Repubblica 25.11.16
Renzi nell’impianto della nuova Giulia: “Il futuro è qui, però c’è chi è nostalgico della 126”
Marchionne: io dico Sì
Ma a Cassino gli operai deludono il premier “Ti voteremo contro”
di Paolo Griseri
CASSINO.
La riforma è la modernità, il fronte del No è la nostalgia. La metafora
è quella della nuova Giulia, la scommessa di Alfa Romeo per conquistare
i mercati mondiali, contrapposta «all’antica e gloriosa 126 che ancora
molti di noi ricordano con simpatia». Non tanto per l’auto, quanto per
l’utilizzo che ne faceva chi oggi ha 60 anni e all’epoca era ventenne.
La 126 è stata la prima automobile prodotta a Cassino nel 1972. La
Giulia è l’ultima nata sulle stesse linee.

::::

[COSA SI CHIEDE] Trascrivi parola per parola il brano dell'articolo su Renzi a Cassino che va da "Marchionne: io dico" a "sulle stesse linee.".

::::

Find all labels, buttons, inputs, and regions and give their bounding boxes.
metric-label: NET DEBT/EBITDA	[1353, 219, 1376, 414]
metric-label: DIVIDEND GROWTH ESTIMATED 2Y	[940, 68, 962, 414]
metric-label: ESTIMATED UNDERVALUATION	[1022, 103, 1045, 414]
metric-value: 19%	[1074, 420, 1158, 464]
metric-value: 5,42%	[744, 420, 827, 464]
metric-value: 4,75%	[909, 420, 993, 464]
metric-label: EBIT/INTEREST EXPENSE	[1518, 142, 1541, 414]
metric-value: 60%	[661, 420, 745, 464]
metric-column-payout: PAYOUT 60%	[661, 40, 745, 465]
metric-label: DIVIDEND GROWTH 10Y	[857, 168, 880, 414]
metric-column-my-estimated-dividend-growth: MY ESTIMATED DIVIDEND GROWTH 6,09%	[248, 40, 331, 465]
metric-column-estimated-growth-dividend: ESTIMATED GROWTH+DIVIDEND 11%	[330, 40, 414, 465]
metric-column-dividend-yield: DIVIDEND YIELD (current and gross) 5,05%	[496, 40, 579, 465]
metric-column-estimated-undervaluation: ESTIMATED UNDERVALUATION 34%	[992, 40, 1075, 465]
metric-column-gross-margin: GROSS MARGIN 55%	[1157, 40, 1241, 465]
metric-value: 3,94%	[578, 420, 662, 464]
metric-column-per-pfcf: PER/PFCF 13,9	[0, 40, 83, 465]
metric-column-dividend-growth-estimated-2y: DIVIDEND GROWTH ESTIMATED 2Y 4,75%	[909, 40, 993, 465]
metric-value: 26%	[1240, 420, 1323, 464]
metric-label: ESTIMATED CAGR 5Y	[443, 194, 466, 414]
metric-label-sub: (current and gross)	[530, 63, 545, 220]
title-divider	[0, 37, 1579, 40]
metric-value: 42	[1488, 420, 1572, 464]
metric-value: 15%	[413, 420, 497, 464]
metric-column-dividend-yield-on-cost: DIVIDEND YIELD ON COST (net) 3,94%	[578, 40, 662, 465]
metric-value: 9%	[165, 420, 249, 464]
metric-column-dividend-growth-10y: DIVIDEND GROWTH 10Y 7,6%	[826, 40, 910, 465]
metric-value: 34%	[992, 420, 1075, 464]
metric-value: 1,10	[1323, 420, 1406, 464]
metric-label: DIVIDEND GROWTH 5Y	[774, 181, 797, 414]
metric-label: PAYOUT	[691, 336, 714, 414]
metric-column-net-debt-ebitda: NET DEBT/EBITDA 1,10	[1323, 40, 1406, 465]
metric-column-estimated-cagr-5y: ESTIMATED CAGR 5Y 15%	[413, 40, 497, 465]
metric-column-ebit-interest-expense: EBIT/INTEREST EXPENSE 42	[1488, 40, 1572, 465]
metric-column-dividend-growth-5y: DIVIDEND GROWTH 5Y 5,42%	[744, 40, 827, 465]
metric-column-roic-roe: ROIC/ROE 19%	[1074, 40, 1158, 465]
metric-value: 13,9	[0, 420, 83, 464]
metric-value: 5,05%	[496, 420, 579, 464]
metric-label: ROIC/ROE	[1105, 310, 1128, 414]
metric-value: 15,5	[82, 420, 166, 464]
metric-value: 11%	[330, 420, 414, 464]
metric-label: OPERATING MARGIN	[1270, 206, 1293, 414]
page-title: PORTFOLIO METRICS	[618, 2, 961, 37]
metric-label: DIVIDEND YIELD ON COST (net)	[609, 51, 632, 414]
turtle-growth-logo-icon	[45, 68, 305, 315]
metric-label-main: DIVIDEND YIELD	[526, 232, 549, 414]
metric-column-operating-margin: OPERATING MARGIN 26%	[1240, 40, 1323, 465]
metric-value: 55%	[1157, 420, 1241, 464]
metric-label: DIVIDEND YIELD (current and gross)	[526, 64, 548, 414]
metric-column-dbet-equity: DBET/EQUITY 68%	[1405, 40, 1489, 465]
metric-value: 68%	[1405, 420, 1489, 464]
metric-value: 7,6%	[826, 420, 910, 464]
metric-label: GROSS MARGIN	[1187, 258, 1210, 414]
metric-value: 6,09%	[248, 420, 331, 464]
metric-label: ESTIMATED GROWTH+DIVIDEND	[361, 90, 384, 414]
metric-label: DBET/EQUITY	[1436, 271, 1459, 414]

::::

[ESERCIZIO SVOLTO]
Marchionne: io dico Sì
Ma a Cassino gli operai deludono il premier “Ti voteremo contro”
di Paolo Griseri
CASSINO.
La riforma è la modernità, il fronte del No è la nostalgia. La metafora
è quella della nuova Giulia, la scommessa di Alfa Romeo per conquistare
i mercati mondiali, contrapposta «all’antica e gloriosa 126 che ancora
molti di noi ricordano con simpatia». Non tanto per l’auto, quanto per
l’utilizzo che ne faceva chi oggi ha 60 anni e all’epoca era ventenne.
La 126 è stata la prima automobile prodotta a Cassino nel 1972. La
Giulia è l’ultima nata sulle stesse linee.